▶ _Exercise description_:
Could you transcribe the material below exactly, without leaving out a single line?

▶ _Input records_:
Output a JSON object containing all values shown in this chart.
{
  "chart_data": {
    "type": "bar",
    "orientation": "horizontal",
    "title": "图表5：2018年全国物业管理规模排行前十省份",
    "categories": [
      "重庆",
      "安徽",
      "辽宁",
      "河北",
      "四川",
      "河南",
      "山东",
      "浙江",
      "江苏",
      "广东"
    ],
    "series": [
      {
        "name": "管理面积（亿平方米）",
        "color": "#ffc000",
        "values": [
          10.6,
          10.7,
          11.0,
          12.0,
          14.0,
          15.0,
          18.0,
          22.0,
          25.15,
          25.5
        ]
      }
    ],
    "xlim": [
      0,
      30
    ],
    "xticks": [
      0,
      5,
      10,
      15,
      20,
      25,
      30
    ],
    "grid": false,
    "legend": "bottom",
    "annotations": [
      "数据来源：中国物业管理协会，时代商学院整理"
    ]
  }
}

▶ _Output_:
Output a JSON object containing all values shown in this chart.
{
  "chart_data": {
    "type": "bar",
    "orientation": "horizontal",
    "title": "图表5：2018年全国物业管理规模排行前十省份",
    "categories": [
      "重庆",
      "安徽",
      "辽宁",
      "河北",
      "四川",
      "河南",
      "山东",
      "浙江",
      "江苏",
      "广东"
    ],
    "series": [
      {
        "name": "管理面积（亿平方米）",
        "color": "#ffc000",
        "values": [
          10.6,
          10.7,
          11.0,
          12.0,
          14.0,
          15.0,
          18.0,
          22.0,
          25.15,
          25.5
        ]
      }
    ],
    "xlim": [
      0,
      30
    ],
    "xticks": [
      0,
      5,
      10,
      15,
      20,
      25,
      30
    ],
    "grid": false,
    "legend": "bottom",
    "annotations": [
      "数据来源：中国物业管理协会，时代商学院整理"
    ]
  }
}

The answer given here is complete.